__Given problem__. Reproduce all entries precisely as they are written.

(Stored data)
--*--

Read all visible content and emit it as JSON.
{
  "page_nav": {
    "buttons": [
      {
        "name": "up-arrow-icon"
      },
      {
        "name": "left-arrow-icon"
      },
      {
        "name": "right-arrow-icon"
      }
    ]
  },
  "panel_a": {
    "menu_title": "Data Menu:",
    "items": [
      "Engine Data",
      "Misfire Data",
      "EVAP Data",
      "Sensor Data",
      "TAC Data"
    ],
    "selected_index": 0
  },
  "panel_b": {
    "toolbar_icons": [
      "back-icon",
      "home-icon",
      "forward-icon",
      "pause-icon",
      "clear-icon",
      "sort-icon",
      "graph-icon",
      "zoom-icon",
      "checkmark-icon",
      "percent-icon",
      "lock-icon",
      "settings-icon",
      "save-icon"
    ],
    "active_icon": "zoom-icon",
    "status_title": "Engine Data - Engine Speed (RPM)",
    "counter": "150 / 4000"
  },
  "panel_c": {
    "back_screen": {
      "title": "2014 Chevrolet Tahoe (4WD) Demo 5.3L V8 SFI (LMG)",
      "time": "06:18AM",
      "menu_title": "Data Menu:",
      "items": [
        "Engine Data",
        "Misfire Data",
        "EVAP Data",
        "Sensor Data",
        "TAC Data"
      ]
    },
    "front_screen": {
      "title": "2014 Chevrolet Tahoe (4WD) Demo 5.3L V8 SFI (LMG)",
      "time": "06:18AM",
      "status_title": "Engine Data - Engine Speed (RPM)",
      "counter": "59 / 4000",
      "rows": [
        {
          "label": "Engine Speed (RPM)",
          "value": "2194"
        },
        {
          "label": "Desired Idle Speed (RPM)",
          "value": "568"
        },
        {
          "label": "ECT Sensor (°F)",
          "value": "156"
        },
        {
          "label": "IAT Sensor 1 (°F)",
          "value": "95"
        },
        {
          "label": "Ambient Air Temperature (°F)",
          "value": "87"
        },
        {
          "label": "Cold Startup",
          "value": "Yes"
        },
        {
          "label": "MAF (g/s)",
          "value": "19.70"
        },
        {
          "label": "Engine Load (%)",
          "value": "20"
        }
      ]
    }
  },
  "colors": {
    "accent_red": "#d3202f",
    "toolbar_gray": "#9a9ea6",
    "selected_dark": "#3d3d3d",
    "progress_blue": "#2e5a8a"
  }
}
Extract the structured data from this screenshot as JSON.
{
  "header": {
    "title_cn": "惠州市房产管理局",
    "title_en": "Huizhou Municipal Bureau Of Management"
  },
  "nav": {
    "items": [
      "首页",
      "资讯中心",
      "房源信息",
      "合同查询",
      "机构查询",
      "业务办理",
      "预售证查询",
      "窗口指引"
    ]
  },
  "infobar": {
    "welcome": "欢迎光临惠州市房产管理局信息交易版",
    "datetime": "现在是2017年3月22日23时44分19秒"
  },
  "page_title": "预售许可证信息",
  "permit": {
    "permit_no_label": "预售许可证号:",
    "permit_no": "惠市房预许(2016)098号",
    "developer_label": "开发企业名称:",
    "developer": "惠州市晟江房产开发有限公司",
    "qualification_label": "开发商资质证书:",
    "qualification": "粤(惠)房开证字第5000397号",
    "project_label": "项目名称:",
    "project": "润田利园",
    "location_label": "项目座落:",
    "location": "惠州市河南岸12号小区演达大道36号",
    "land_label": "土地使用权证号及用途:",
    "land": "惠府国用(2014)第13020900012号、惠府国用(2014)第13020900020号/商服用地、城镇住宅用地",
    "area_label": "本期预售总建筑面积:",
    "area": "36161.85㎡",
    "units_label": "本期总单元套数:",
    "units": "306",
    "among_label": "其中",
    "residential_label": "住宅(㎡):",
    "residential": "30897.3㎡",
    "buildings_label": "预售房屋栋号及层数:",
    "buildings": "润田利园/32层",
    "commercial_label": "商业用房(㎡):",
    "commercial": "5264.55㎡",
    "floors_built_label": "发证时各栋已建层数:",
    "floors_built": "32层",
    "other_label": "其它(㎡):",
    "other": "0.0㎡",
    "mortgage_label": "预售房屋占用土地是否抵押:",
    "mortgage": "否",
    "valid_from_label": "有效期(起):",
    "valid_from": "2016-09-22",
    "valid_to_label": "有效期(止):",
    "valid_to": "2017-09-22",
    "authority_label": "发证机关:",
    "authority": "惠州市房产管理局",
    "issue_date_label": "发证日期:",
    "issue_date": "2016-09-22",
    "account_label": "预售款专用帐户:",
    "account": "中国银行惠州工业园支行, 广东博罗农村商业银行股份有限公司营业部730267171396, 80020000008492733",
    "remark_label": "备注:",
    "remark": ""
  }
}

--*--

__Output below__.
Read all visible content and emit it as JSON.
{
  "page_nav": {
    "buttons": [
      {
        "name": "up-arrow-icon"
      },
      {
        "name": "left-arrow-icon"
      },
      {
        "name": "right-arrow-icon"
      }
    ]
  },
  "panel_a": {
    "menu_title": "Data Menu:",
    "items": [
      "Engine Data",
      "Misfire Data",
      "EVAP Data",
      "Sensor Data",
      "TAC Data"
    ],
    "selected_index": 0
  },
  "panel_b": {
    "toolbar_icons": [
      "back-icon",
      "home-icon",
      "forward-icon",
      "pause-icon",
      "clear-icon",
      "sort-icon",
      "graph-icon",
      "zoom-icon",
      "checkmark-icon",
      "percent-icon",
      "lock-icon",
      "settings-icon",
      "save-icon"
    ],
    "active_icon": "zoom-icon",
    "status_title": "Engine Data - Engine Speed (RPM)",
    "counter": "150 / 4000"
  },
  "panel_c": {
    "back_screen": {
      "title": "2014 Chevrolet Tahoe (4WD) Demo 5.3L V8 SFI (LMG)",
      "time": "06:18AM",
      "menu_title": "Data Menu:",
      "items": [
        "Engine Data",
        "Misfire Data",
        "EVAP Data",
        "Sensor Data",
        "TAC Data"
      ]
    },
    "front_screen": {
      "title": "2014 Chevrolet Tahoe (4WD) Demo 5.3L V8 SFI (LMG)",
      "time": "06:18AM",
      "status_title": "Engine Data - Engine Speed (RPM)",
      "counter": "59 / 4000",
      "rows": [
        {
          "label": "Engine Speed (RPM)",
          "value": "2194"
        },
        {
          "label": "Desired Idle Speed (RPM)",
          "value": "568"
        },
        {
          "label": "ECT Sensor (°F)",
          "value": "156"
        },
        {
          "label": "IAT Sensor 1 (°F)",
          "value": "95"
        },
        {
          "label": "Ambient Air Temperature (°F)",
          "value": "87"
        },
        {
          "label": "Cold Startup",
          "value": "Yes"
        },
        {
          "label": "MAF (g/s)",
          "value": "19.70"
        },
        {
          "label": "Engine Load (%)",
          "value": "20"
        }
      ]
    }
  },
  "colors": {
    "accent_red": "#d3202f",
    "toolbar_gray": "#9a9ea6",
    "selected_dark": "#3d3d3d",
    "progress_blue": "#2e5a8a"
  }
}
Extract the structured data from this screenshot as JSON.
{
  "header": {
    "title_cn": "惠州市房产管理局",
    "title_en": "Huizhou Municipal Bureau Of Management"
  },
  "nav": {
    "items": [
      "首页",
      "资讯中心",
      "房源信息",
      "合同查询",
      "机构查询",
      "业务办理",
      "预售证查询",
      "窗口指引"
    ]
  },
  "infobar": {
    "welcome": "欢迎光临惠州市房产管理局信息交易版",
    "datetime": "现在是2017年3月22日23时44分19秒"
  },
  "page_title": "预售许可证信息",
  "permit": {
    "permit_no_label": "预售许可证号:",
    "permit_no": "惠市房预许(2016)098号",
    "developer_label": "开发企业名称:",
    "developer": "惠州市晟江房产开发有限公司",
    "qualification_label": "开发商资质证书:",
    "qualification": "粤(惠)房开证字第5000397号",
    "project_label": "项目名称:",
    "project": "润田利园",
    "location_label": "项目座落:",
    "location": "惠州市河南岸12号小区演达大道36号",
    "land_label": "土地使用权证号及用途:",
    "land": "惠府国用(2014)第13020900012号、惠府国用(2014)第13020900020号/商服用地、城镇住宅用地",
    "area_label": "本期预售总建筑面积:",
    "area": "36161.85㎡",
    "units_label": "本期总单元套数:",
    "units": "306",
    "among_label": "其中",
    "residential_label": "住宅(㎡):",
    "residential": "30897.3㎡",
    "buildings_label": "预售房屋栋号及层数:",
    "buildings": "润田利园/32层",
    "commercial_label": "商业用房(㎡):",
    "commercial": "5264.55㎡",
    "floors_built_label": "发证时各栋已建层数:",
    "floors_built": "32层",
    "other_label": "其它(㎡):",
    "other": "0.0㎡",
    "mortgage_label": "预售房屋占用土地是否抵押:",
    "mortgage": "否",
    "valid_from_label": "有效期(起):",
    "valid_from": "2016-09-22",
    "valid_to_label": "有效期(止):",
    "valid_to": "2017-09-22",
    "authority_label": "发证机关:",
    "authority": "惠州市房产管理局",
    "issue_date_label": "发证日期:",
    "issue_date": "2016-09-22",
    "account_label": "预售款专用帐户:",
    "account": "中国银行惠州工业园支行, 广东博罗农村商业银行股份有限公司营业部730267171396, 80020000008492733",
    "remark_label": "备注:",
    "remark": ""
  }
}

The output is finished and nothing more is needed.